_Stated problem_:
Skip every picture, and copy exactly the lines from the one containing "Convert this screenshot" to the end of the data.

..........

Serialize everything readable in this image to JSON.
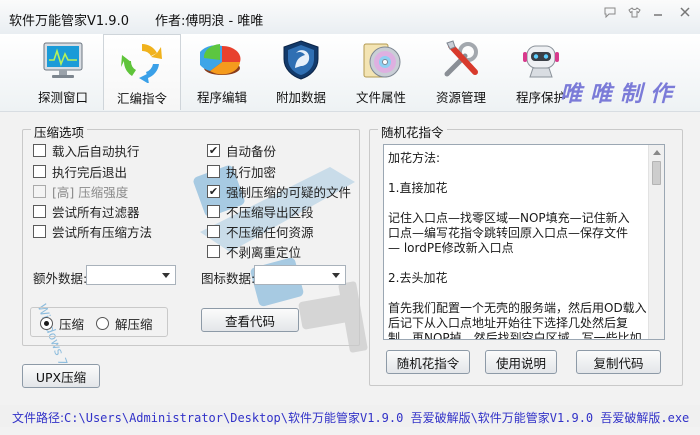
{
  "window": {
    "title": "软件万能管家V1.9.0",
    "author": "作者:傅明浪 - 唯唯"
  },
  "toolbar": {
    "items": [
      {
        "label": "探测窗口",
        "icon": "monitor-icon"
      },
      {
        "label": "汇编指令",
        "icon": "recycle-arrows-icon"
      },
      {
        "label": "程序编辑",
        "icon": "pie-chart-icon"
      },
      {
        "label": "附加数据",
        "icon": "shield-icon"
      },
      {
        "label": "文件属性",
        "icon": "disc-icon"
      },
      {
        "label": "资源管理",
        "icon": "tools-icon"
      },
      {
        "label": "程序保护",
        "icon": "robot-icon"
      }
    ],
    "active_index": 1,
    "brand": "唯唯制作"
  },
  "compress": {
    "title": "压缩选项",
    "left_options": [
      {
        "label": "载入后自动执行",
        "checked": false,
        "enabled": true
      },
      {
        "label": "执行完后退出",
        "checked": false,
        "enabled": true
      },
      {
        "label": "[高] 压缩强度",
        "checked": false,
        "enabled": false
      },
      {
        "label": "尝试所有过滤器",
        "checked": false,
        "enabled": true
      },
      {
        "label": "尝试所有压缩方法",
        "checked": false,
        "enabled": true
      }
    ],
    "right_options": [
      {
        "label": "自动备份",
        "checked": true
      },
      {
        "label": "执行加密",
        "checked": false
      },
      {
        "label": "强制压缩的可疑的文件",
        "checked": true
      },
      {
        "label": "不压缩导出区段",
        "checked": false
      },
      {
        "label": "不压缩任何资源",
        "checked": false
      },
      {
        "label": "不剥离重定位",
        "checked": false
      }
    ],
    "extra_data_label": "额外数据:",
    "extra_data_value": "",
    "icon_data_label": "图标数据:",
    "icon_data_value": "",
    "radio_compress": "压缩",
    "radio_decompress": "解压缩",
    "selected_mode": "compress",
    "view_code_button": "查看代码",
    "upx_button": "UPX压缩"
  },
  "junk": {
    "title": "随机花指令",
    "lines": [
      "加花方法:",
      "",
      "1.直接加花",
      "",
      "记住入口点—找零区域—NOP填充—记住新入",
      "口点—编写花指令跳转回原入口点—保存文件",
      "— lordPE修改新入口点",
      "",
      "2.去头加花",
      "",
      "首先我们配置一个无壳的服务端，然后用OD载入",
      "后记下从入口点地址开始往下选择几处然后复",
      "制，再NOP掉，然后找到空白区域，写一些比如"
    ],
    "buttons": [
      "随机花指令",
      "使用说明",
      "复制代码"
    ]
  },
  "status": {
    "path_label": "文件路径:",
    "path_value": "C:\\Users\\Administrator\\Desktop\\软件万能管家V1.9.0  吾爱破解版\\软件万能管家V1.9.0  吾爱破解版.exe"
  },
  "watermark": {
    "text": "Windows 7 Pro"
  },
  "colors": {
    "status_text": "#3232c8",
    "brand_text": "#7b7bd8",
    "watermark": "#6aaad6"
  }
}
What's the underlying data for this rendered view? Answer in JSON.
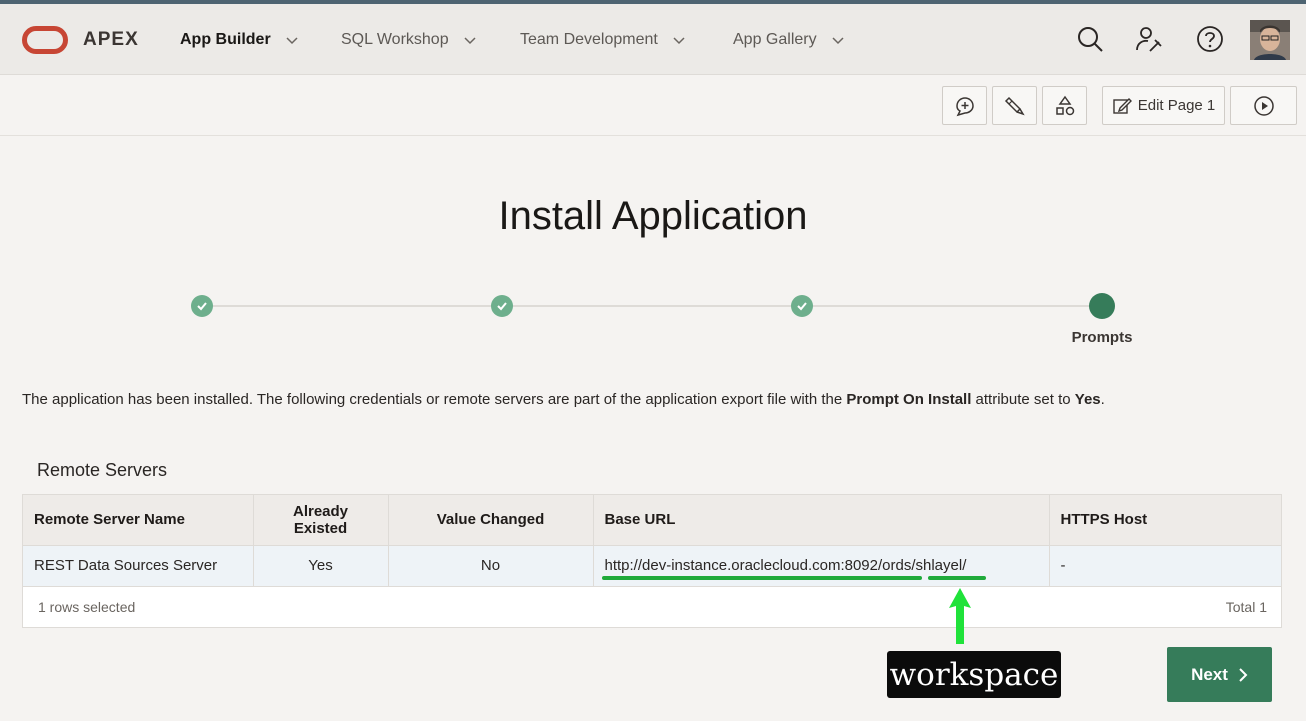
{
  "header": {
    "brand": "APEX",
    "nav": [
      {
        "label": "App Builder"
      },
      {
        "label": "SQL Workshop"
      },
      {
        "label": "Team Development"
      },
      {
        "label": "App Gallery"
      }
    ],
    "icons": [
      "search-icon",
      "admin-tools-icon",
      "help-icon",
      "user-avatar"
    ]
  },
  "toolbar": {
    "edit_page_label": "Edit Page 1",
    "icons": [
      "feedback-icon",
      "quick-sql-icon",
      "shared-components-icon",
      "edit-page-icon",
      "run-page-icon"
    ]
  },
  "page": {
    "title": "Install Application",
    "wizard": {
      "steps_total": 4,
      "completed": 3,
      "current_label": "Prompts"
    },
    "description": {
      "prefix": "The application has been installed. The following credentials or remote servers are part of the application export file with the ",
      "bold1": "Prompt On Install",
      "middle": " attribute set to ",
      "bold2": "Yes",
      "suffix": "."
    }
  },
  "remote_servers": {
    "region_title": "Remote Servers",
    "columns": [
      "Remote Server Name",
      "Already Existed",
      "Value Changed",
      "Base URL",
      "HTTPS Host"
    ],
    "rows": [
      {
        "name": "REST Data Sources Server",
        "already_existed": "Yes",
        "value_changed": "No",
        "base_url": "http://dev-instance.oraclecloud.com:8092/ords/shlayel/",
        "https_host": "-"
      }
    ],
    "footer_left": "1 rows selected",
    "footer_right": "Total 1"
  },
  "annotation": {
    "label": "workspace",
    "color": "#1faa3a"
  },
  "actions": {
    "next_label": "Next"
  },
  "colors": {
    "brand_red": "#c74634",
    "primary_green": "#367c5a",
    "step_done": "#6eaf8d"
  }
}
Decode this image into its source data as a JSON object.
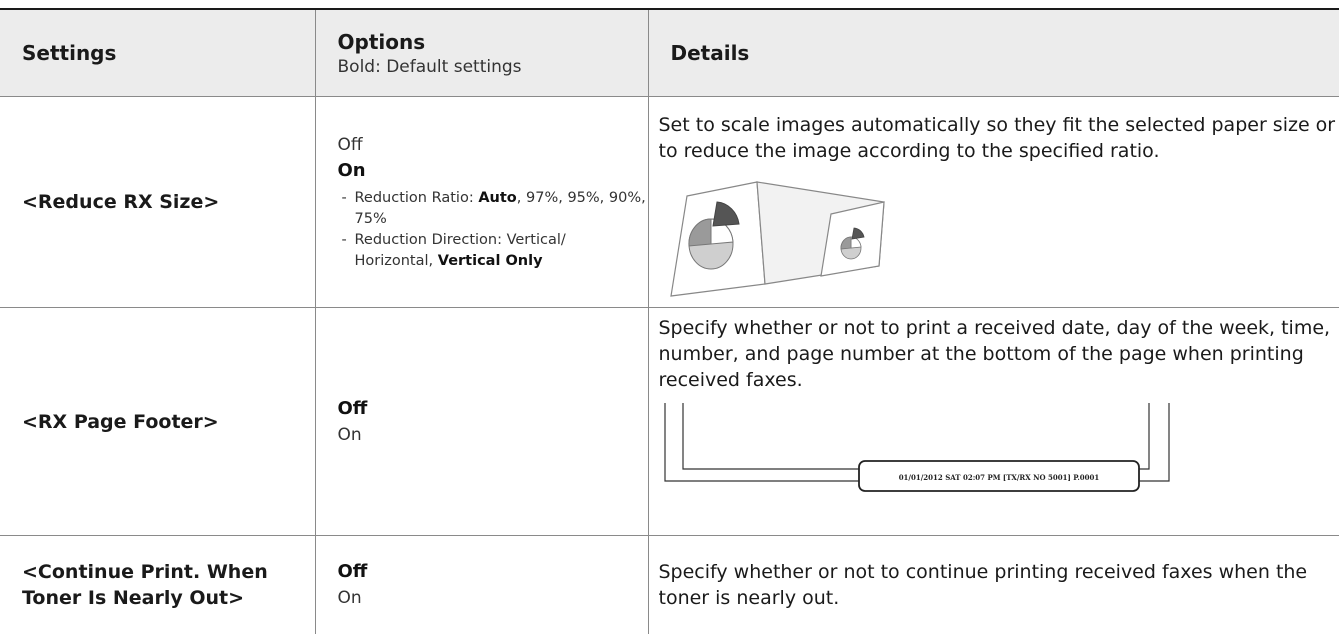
{
  "header": {
    "settings": "Settings",
    "options": "Options",
    "options_note": "Bold: Default settings",
    "details": "Details"
  },
  "rows": [
    {
      "setting": "<Reduce RX Size>",
      "options": [
        "Off",
        "On"
      ],
      "default_option": "On",
      "sub_options": [
        {
          "prefix": "Reduction Ratio: ",
          "bold": "Auto",
          "rest": ", 97%, 95%, 90%, 75%"
        },
        {
          "prefix": "Reduction Direction: Vertical/ Horizontal, ",
          "bold": "Vertical Only",
          "rest": ""
        }
      ],
      "details": "Set to scale images automatically so they fit the selected paper size or to reduce the image according to the specified ratio."
    },
    {
      "setting": "<RX Page Footer>",
      "options": [
        "Off",
        "On"
      ],
      "default_option": "Off",
      "details": "Specify whether or not to print a received date, day of the week, time, number, and page number at the bottom of the page when printing received faxes.",
      "footer_sample": "01/01/2012 SAT 02:07 PM [TX/RX NO 5001] P.0001"
    },
    {
      "setting": "<Continue Print. When Toner Is Nearly Out>",
      "options": [
        "Off",
        "On"
      ],
      "default_option": "Off",
      "details": "Specify whether or not to continue printing received faxes when the toner is nearly out."
    }
  ]
}
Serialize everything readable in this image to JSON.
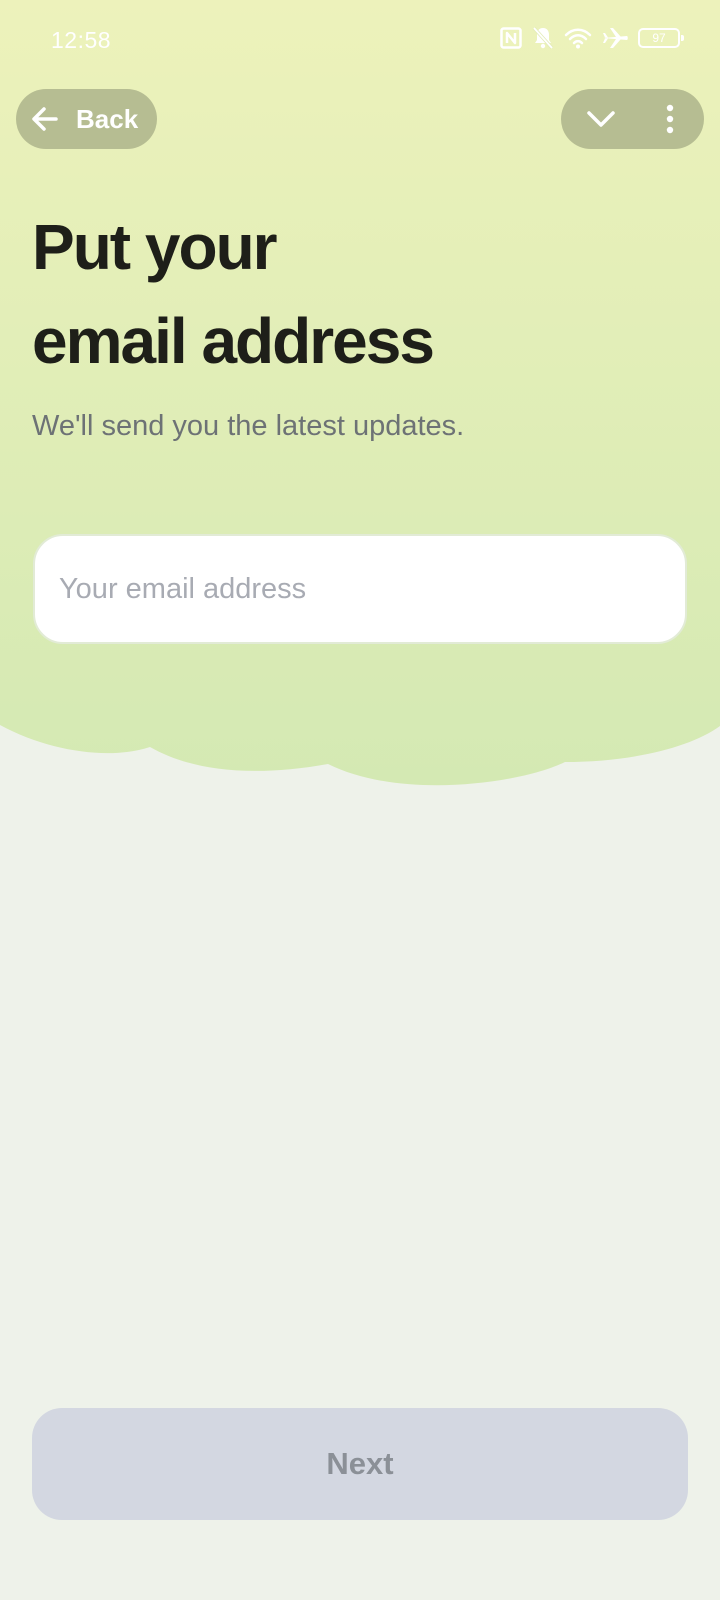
{
  "status_bar": {
    "time": "12:58",
    "icons": [
      "nfc-icon",
      "notifications-off-icon",
      "wifi-icon",
      "airplane-mode-icon",
      "battery-icon"
    ],
    "battery_level": "97"
  },
  "nav": {
    "back_label": "Back",
    "back_icon": "arrow-left-icon",
    "collapse_icon": "chevron-down-icon",
    "menu_icon": "more-vertical-icon"
  },
  "header": {
    "title_line1": "Put your",
    "title_line2": "email address",
    "subtitle": "We'll send you the latest updates."
  },
  "form": {
    "email_placeholder": "Your email address",
    "email_value": ""
  },
  "footer": {
    "next_label": "Next"
  },
  "colors": {
    "hero_top": "#edf2bb",
    "hero_bottom": "#d4e9b3",
    "page_background": "#eef2ea",
    "pill_background": "#b6bd92",
    "next_button_background": "#d3d7e1",
    "next_button_text": "#8b9097"
  }
}
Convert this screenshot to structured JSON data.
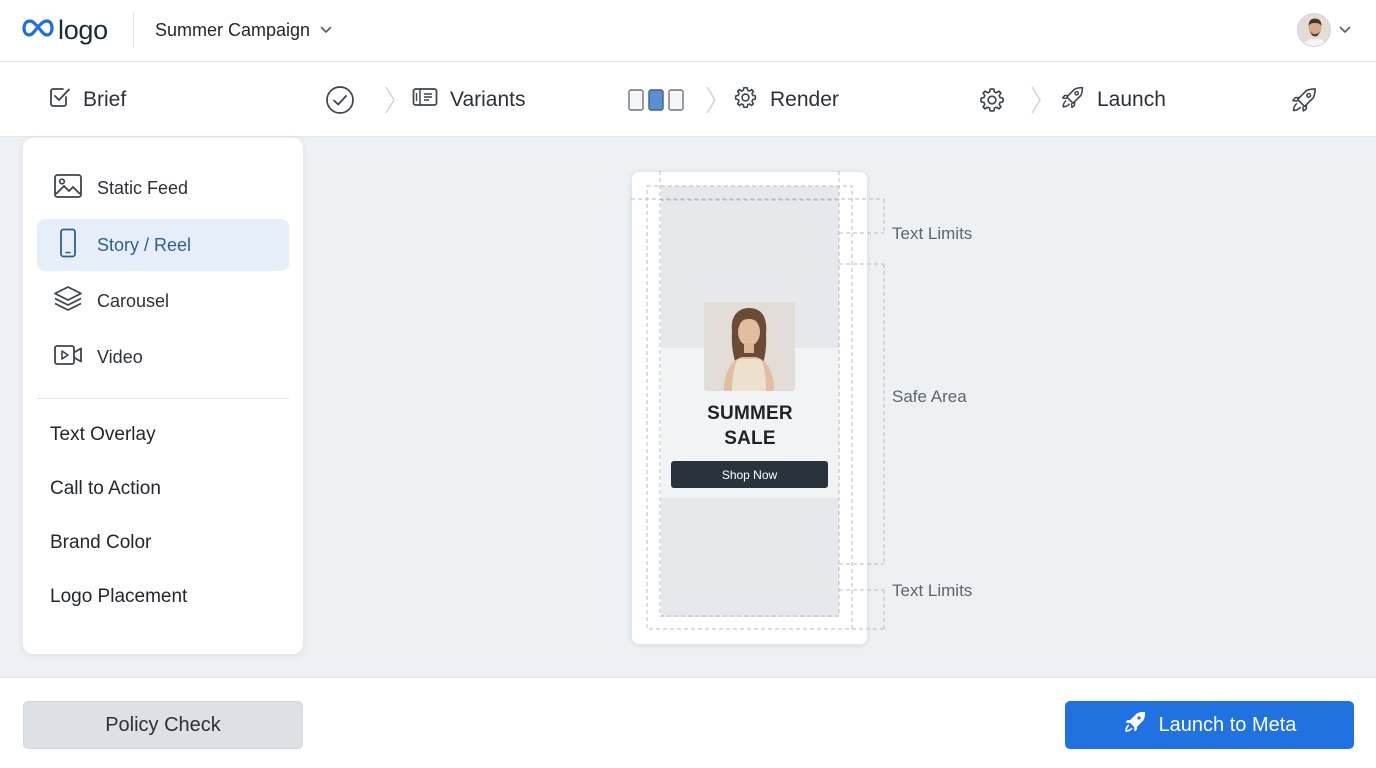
{
  "header": {
    "logo_text": "logo",
    "campaign_name": "Summer Campaign"
  },
  "stepper": {
    "steps": [
      {
        "label": "Brief",
        "status": "complete"
      },
      {
        "label": "Variants",
        "status": "in-progress"
      },
      {
        "label": "Render",
        "status": "pending"
      },
      {
        "label": "Launch",
        "status": "pending"
      }
    ]
  },
  "sidebar": {
    "formats": [
      {
        "label": "Static Feed",
        "icon": "image-icon"
      },
      {
        "label": "Story / Reel",
        "icon": "phone-icon",
        "selected": true
      },
      {
        "label": "Carousel",
        "icon": "layers-icon"
      },
      {
        "label": "Video",
        "icon": "video-icon"
      }
    ],
    "options": [
      {
        "label": "Text Overlay"
      },
      {
        "label": "Call to Action"
      },
      {
        "label": "Brand Color"
      },
      {
        "label": "Logo Placement"
      }
    ]
  },
  "preview": {
    "headline_line1": "SUMMER",
    "headline_line2": "SALE",
    "cta_label": "Shop Now",
    "annotations": {
      "top": "Text Limits",
      "middle": "Safe Area",
      "bottom": "Text Limits"
    }
  },
  "footer": {
    "policy_label": "Policy Check",
    "launch_label": "Launch to Meta"
  },
  "colors": {
    "accent": "#1f72e0",
    "selected_bg": "#e6eefa",
    "selected_text": "#2d5f94",
    "page_bg": "#eef1f4"
  }
}
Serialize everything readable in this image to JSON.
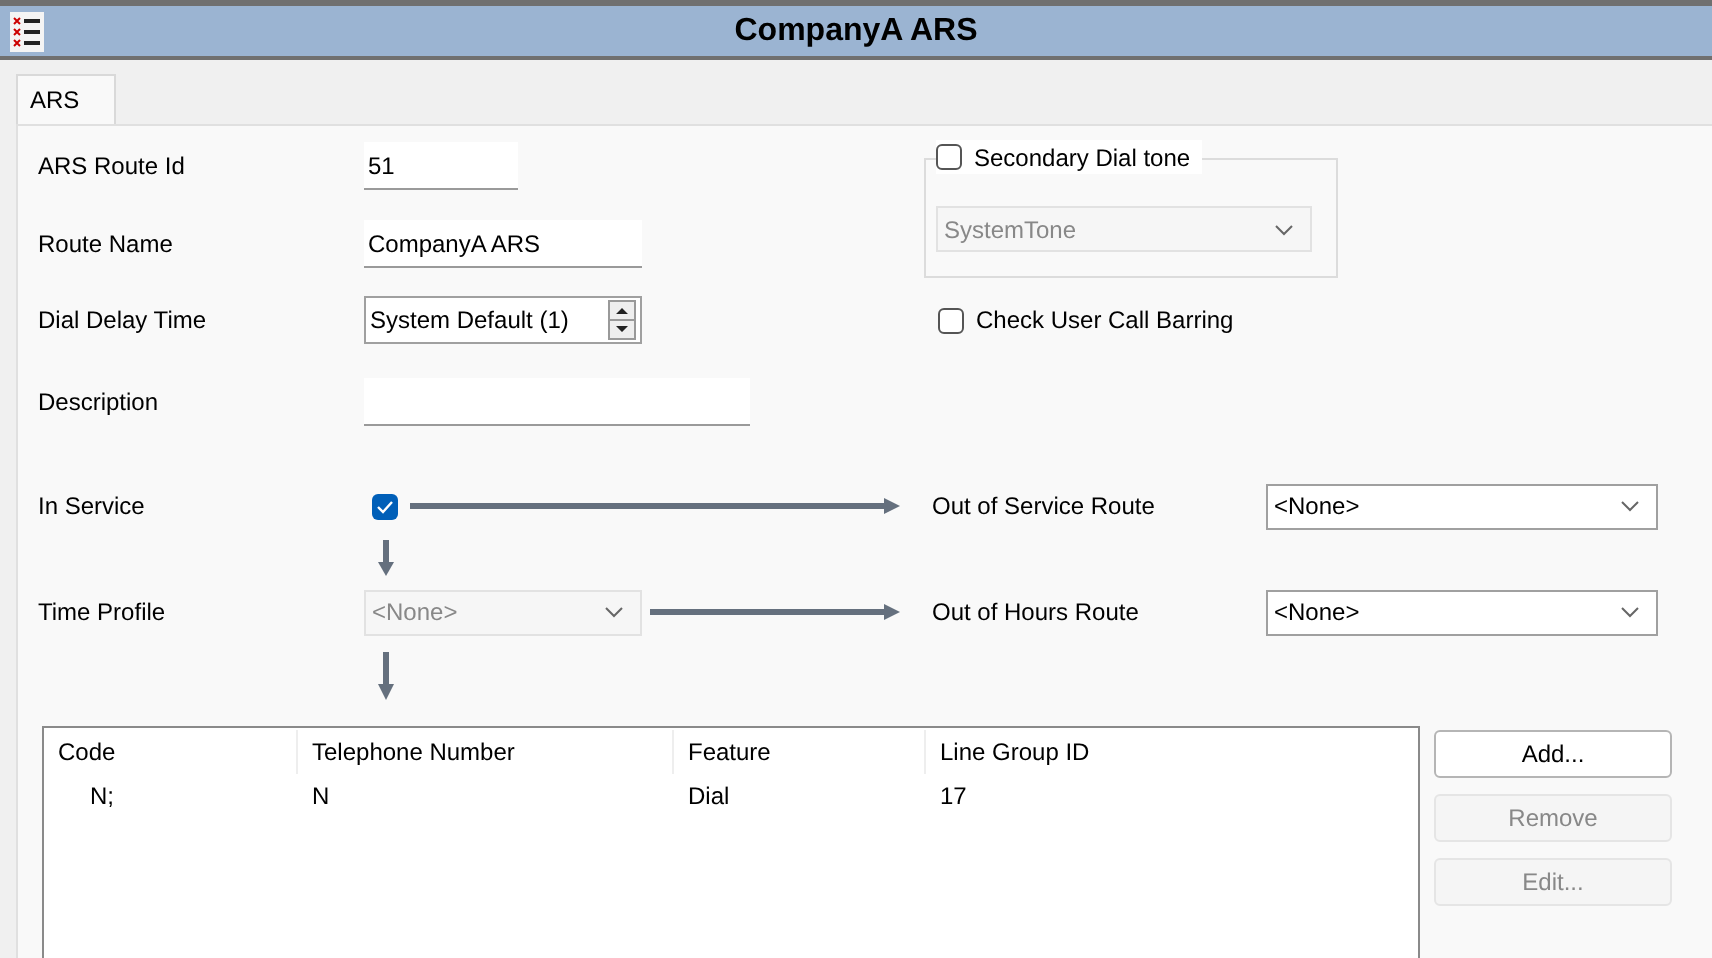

..........

_Result of the exercise_:
Convert this screenshot to structured JSON data.
{
  "header": {
    "logo_text": "logo",
    "campaign_name": "Summer Campaign"
  },
  "stepper": {
    "steps": [
      {
        "label": "Brief",
        "status": "complete"
      },
      {
        "label": "Variants",
        "status": "in-progress"
      },
      {
        "label": "Render",
        "status": "pending"
      },
      {
        "label": "Launch",
        "status": "pending"
      }
    ]
  },
  "sidebar": {
    "formats": [
      {
        "label": "Static Feed",
        "icon": "image-icon"
      },
      {
        "label": "Story / Reel",
        "icon": "phone-icon",
        "selected": true
      },
      {
        "label": "Carousel",
        "icon": "layers-icon"
      },
      {
        "label": "Video",
        "icon": "video-icon"
      }
    ],
    "options": [
      {
        "label": "Text Overlay"
      },
      {
        "label": "Call to Action"
      },
      {
        "label": "Brand Color"
      },
      {
        "label": "Logo Placement"
      }
    ]
  },
  "preview": {
    "headline_line1": "SUMMER",
    "headline_line2": "SALE",
    "cta_label": "Shop Now",
    "annotations": {
      "top": "Text Limits",
      "middle": "Safe Area",
      "bottom": "Text Limits"
    }
  },
  "footer": {
    "policy_label": "Policy Check",
    "launch_label": "Launch to Meta"
  },
  "colors": {
    "accent": "#1f72e0",
    "selected_bg": "#e6eefa",
    "selected_text": "#2d5f94",
    "page_bg": "#eef1f4"
  }
}
Serialize everything readable in this image to JSON.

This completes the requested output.